Task goal: All of the entries need to be copied character for character.

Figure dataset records
'''
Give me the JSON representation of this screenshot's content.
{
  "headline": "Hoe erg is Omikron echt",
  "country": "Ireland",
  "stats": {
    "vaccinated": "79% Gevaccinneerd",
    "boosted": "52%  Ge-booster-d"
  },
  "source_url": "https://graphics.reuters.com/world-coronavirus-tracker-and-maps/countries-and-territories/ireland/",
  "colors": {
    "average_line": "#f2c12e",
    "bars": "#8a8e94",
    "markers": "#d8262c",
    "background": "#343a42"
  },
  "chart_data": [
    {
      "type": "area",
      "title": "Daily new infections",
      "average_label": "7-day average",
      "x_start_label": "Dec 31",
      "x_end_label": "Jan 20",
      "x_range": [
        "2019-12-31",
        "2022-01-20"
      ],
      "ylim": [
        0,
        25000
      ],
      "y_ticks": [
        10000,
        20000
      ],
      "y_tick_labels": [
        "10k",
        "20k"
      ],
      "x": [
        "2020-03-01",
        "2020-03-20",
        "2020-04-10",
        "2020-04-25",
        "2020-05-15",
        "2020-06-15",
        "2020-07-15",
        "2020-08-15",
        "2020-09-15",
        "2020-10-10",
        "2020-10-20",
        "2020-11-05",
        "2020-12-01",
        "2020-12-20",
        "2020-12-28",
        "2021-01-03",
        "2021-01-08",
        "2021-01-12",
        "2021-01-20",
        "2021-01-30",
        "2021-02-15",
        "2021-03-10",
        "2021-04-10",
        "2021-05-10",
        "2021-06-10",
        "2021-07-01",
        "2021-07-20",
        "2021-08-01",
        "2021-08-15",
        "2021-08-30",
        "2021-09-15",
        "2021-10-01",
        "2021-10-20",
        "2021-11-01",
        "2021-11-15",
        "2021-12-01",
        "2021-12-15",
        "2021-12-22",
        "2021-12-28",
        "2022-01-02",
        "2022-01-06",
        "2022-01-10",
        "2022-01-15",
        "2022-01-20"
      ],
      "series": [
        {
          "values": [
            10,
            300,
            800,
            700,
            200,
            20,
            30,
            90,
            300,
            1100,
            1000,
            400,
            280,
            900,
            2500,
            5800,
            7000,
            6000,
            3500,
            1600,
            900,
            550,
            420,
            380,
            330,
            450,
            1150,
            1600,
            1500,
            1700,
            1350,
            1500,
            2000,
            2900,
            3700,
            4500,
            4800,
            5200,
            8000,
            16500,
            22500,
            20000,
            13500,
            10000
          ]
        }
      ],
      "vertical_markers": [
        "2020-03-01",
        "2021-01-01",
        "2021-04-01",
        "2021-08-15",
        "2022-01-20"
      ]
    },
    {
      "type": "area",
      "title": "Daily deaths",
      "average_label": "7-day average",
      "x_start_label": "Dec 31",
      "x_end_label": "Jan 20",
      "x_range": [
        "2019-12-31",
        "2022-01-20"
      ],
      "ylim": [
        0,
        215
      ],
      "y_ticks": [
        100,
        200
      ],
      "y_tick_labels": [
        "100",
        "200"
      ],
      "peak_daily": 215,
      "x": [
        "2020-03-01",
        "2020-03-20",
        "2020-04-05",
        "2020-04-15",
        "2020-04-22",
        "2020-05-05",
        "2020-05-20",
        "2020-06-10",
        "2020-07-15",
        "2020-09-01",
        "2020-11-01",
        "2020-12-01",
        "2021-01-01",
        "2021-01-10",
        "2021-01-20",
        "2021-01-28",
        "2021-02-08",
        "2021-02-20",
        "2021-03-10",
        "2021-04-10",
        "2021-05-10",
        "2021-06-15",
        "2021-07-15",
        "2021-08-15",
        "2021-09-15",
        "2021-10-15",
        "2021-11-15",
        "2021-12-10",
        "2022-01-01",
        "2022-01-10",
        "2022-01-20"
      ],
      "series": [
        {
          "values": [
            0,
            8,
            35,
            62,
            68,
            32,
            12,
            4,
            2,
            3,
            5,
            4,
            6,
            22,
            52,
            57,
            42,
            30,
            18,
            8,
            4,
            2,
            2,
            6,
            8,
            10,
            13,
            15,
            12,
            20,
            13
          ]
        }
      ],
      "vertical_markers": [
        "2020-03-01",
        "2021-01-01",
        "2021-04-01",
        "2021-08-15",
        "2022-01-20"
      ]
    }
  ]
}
'''
Written response:
Give me the JSON representation of this screenshot's content.
{
  "headline": "Hoe erg is Omikron echt",
  "country": "Ireland",
  "stats": {
    "vaccinated": "79% Gevaccinneerd",
    "boosted": "52%  Ge-booster-d"
  },
  "source_url": "https://graphics.reuters.com/world-coronavirus-tracker-and-maps/countries-and-territories/ireland/",
  "colors": {
    "average_line": "#f2c12e",
    "bars": "#8a8e94",
    "markers": "#d8262c",
    "background": "#343a42"
  },
  "chart_data": [
    {
      "type": "area",
      "title": "Daily new infections",
      "average_label": "7-day average",
      "x_start_label": "Dec 31",
      "x_end_label": "Jan 20",
      "x_range": [
        "2019-12-31",
        "2022-01-20"
      ],
      "ylim": [
        0,
        25000
      ],
      "y_ticks": [
        10000,
        20000
      ],
      "y_tick_labels": [
        "10k",
        "20k"
      ],
      "x": [
        "2020-03-01",
        "2020-03-20",
        "2020-04-10",
        "2020-04-25",
        "2020-05-15",
        "2020-06-15",
        "2020-07-15",
        "2020-08-15",
        "2020-09-15",
        "2020-10-10",
        "2020-10-20",
        "2020-11-05",
        "2020-12-01",
        "2020-12-20",
        "2020-12-28",
        "2021-01-03",
        "2021-01-08",
        "2021-01-12",
        "2021-01-20",
        "2021-01-30",
        "2021-02-15",
        "2021-03-10",
        "2021-04-10",
        "2021-05-10",
        "2021-06-10",
        "2021-07-01",
        "2021-07-20",
        "2021-08-01",
        "2021-08-15",
        "2021-08-30",
        "2021-09-15",
        "2021-10-01",
        "2021-10-20",
        "2021-11-01",
        "2021-11-15",
        "2021-12-01",
        "2021-12-15",
        "2021-12-22",
        "2021-12-28",
        "2022-01-02",
        "2022-01-06",
        "2022-01-10",
        "2022-01-15",
        "2022-01-20"
      ],
      "series": [
        {
          "values": [
            10,
            300,
            800,
            700,
            200,
            20,
            30,
            90,
            300,
            1100,
            1000,
            400,
            280,
            900,
            2500,
            5800,
            7000,
            6000,
            3500,
            1600,
            900,
            550,
            420,
            380,
            330,
            450,
            1150,
            1600,
            1500,
            1700,
            1350,
            1500,
            2000,
            2900,
            3700,
            4500,
            4800,
            5200,
            8000,
            16500,
            22500,
            20000,
            13500,
            10000
          ]
        }
      ],
      "vertical_markers": [
        "2020-03-01",
        "2021-01-01",
        "2021-04-01",
        "2021-08-15",
        "2022-01-20"
      ]
    },
    {
      "type": "area",
      "title": "Daily deaths",
      "average_label": "7-day average",
      "x_start_label": "Dec 31",
      "x_end_label": "Jan 20",
      "x_range": [
        "2019-12-31",
        "2022-01-20"
      ],
      "ylim": [
        0,
        215
      ],
      "y_ticks": [
        100,
        200
      ],
      "y_tick_labels": [
        "100",
        "200"
      ],
      "peak_daily": 215,
      "x": [
        "2020-03-01",
        "2020-03-20",
        "2020-04-05",
        "2020-04-15",
        "2020-04-22",
        "2020-05-05",
        "2020-05-20",
        "2020-06-10",
        "2020-07-15",
        "2020-09-01",
        "2020-11-01",
        "2020-12-01",
        "2021-01-01",
        "2021-01-10",
        "2021-01-20",
        "2021-01-28",
        "2021-02-08",
        "2021-02-20",
        "2021-03-10",
        "2021-04-10",
        "2021-05-10",
        "2021-06-15",
        "2021-07-15",
        "2021-08-15",
        "2021-09-15",
        "2021-10-15",
        "2021-11-15",
        "2021-12-10",
        "2022-01-01",
        "2022-01-10",
        "2022-01-20"
      ],
      "series": [
        {
          "values": [
            0,
            8,
            35,
            62,
            68,
            32,
            12,
            4,
            2,
            3,
            5,
            4,
            6,
            22,
            52,
            57,
            42,
            30,
            18,
            8,
            4,
            2,
            2,
            6,
            8,
            10,
            13,
            15,
            12,
            20,
            13
          ]
        }
      ],
      "vertical_markers": [
        "2020-03-01",
        "2021-01-01",
        "2021-04-01",
        "2021-08-15",
        "2022-01-20"
      ]
    }
  ]
}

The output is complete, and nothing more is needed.